→ **Entries with figure data**
****************
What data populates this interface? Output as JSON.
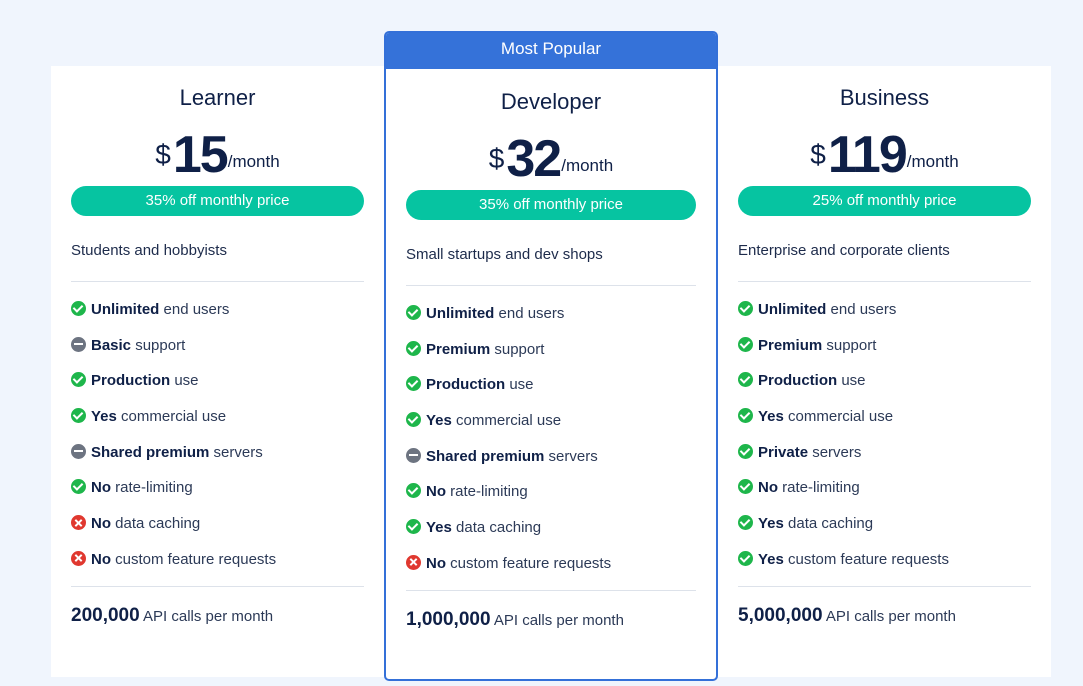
{
  "popular_label": "Most Popular",
  "colors": {
    "accent": "#3572d9",
    "discount": "#06c4a1",
    "yes": "#1eb64b",
    "partial": "#6d7481",
    "no": "#e0382f",
    "background": "#f0f5fd"
  },
  "plans": [
    {
      "name": "Learner",
      "currency": "$",
      "amount": "15",
      "period": "/month",
      "discount": "35% off monthly price",
      "audience": "Students and hobbyists",
      "features": [
        {
          "icon": "check-icon",
          "strong": "Unlimited",
          "rest": " end users"
        },
        {
          "icon": "minus-icon",
          "strong": "Basic",
          "rest": " support"
        },
        {
          "icon": "check-icon",
          "strong": "Production",
          "rest": " use"
        },
        {
          "icon": "check-icon",
          "strong": "Yes",
          "rest": " commercial use"
        },
        {
          "icon": "minus-icon",
          "strong": "Shared premium",
          "rest": " servers"
        },
        {
          "icon": "check-icon",
          "strong": "No",
          "rest": " rate-limiting"
        },
        {
          "icon": "cross-icon",
          "strong": "No",
          "rest": " data caching"
        },
        {
          "icon": "cross-icon",
          "strong": "No",
          "rest": " custom feature requests"
        }
      ],
      "api_calls": "200,000",
      "api_calls_suffix": " API calls per month"
    },
    {
      "name": "Developer",
      "currency": "$",
      "amount": "32",
      "period": "/month",
      "discount": "35% off monthly price",
      "audience": "Small startups and dev shops",
      "features": [
        {
          "icon": "check-icon",
          "strong": "Unlimited",
          "rest": " end users"
        },
        {
          "icon": "check-icon",
          "strong": "Premium",
          "rest": " support"
        },
        {
          "icon": "check-icon",
          "strong": "Production",
          "rest": " use"
        },
        {
          "icon": "check-icon",
          "strong": "Yes",
          "rest": " commercial use"
        },
        {
          "icon": "minus-icon",
          "strong": "Shared premium",
          "rest": " servers"
        },
        {
          "icon": "check-icon",
          "strong": "No",
          "rest": " rate-limiting"
        },
        {
          "icon": "check-icon",
          "strong": "Yes",
          "rest": " data caching"
        },
        {
          "icon": "cross-icon",
          "strong": "No",
          "rest": " custom feature requests"
        }
      ],
      "api_calls": "1,000,000",
      "api_calls_suffix": " API calls per month"
    },
    {
      "name": "Business",
      "currency": "$",
      "amount": "119",
      "period": "/month",
      "discount": "25% off monthly price",
      "audience": "Enterprise and corporate clients",
      "features": [
        {
          "icon": "check-icon",
          "strong": "Unlimited",
          "rest": " end users"
        },
        {
          "icon": "check-icon",
          "strong": "Premium",
          "rest": " support"
        },
        {
          "icon": "check-icon",
          "strong": "Production",
          "rest": " use"
        },
        {
          "icon": "check-icon",
          "strong": "Yes",
          "rest": " commercial use"
        },
        {
          "icon": "check-icon",
          "strong": "Private",
          "rest": " servers"
        },
        {
          "icon": "check-icon",
          "strong": "No",
          "rest": " rate-limiting"
        },
        {
          "icon": "check-icon",
          "strong": "Yes",
          "rest": " data caching"
        },
        {
          "icon": "check-icon",
          "strong": "Yes",
          "rest": " custom feature requests"
        }
      ],
      "api_calls": "5,000,000",
      "api_calls_suffix": " API calls per month"
    }
  ]
}
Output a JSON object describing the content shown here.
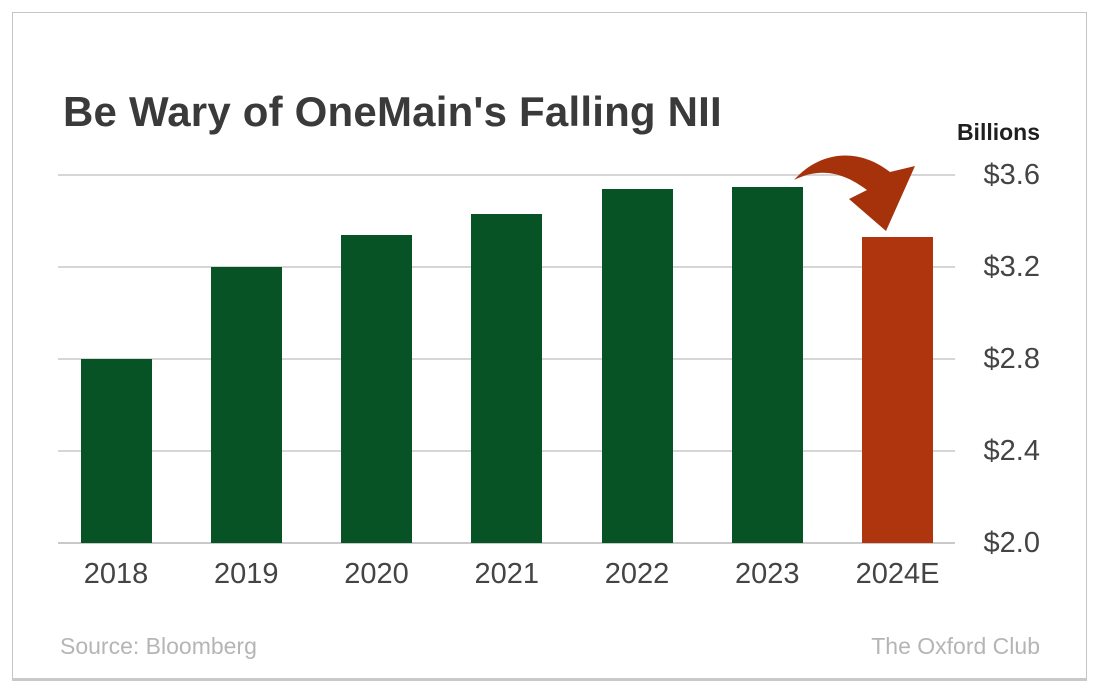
****************
→ **CHALLENGE**
Select the lines from the entries that include the word "Output".

→ **IN RESPONSE**
What data populates this interface? Output as JSON.
Output a JSON object describing the content shown here.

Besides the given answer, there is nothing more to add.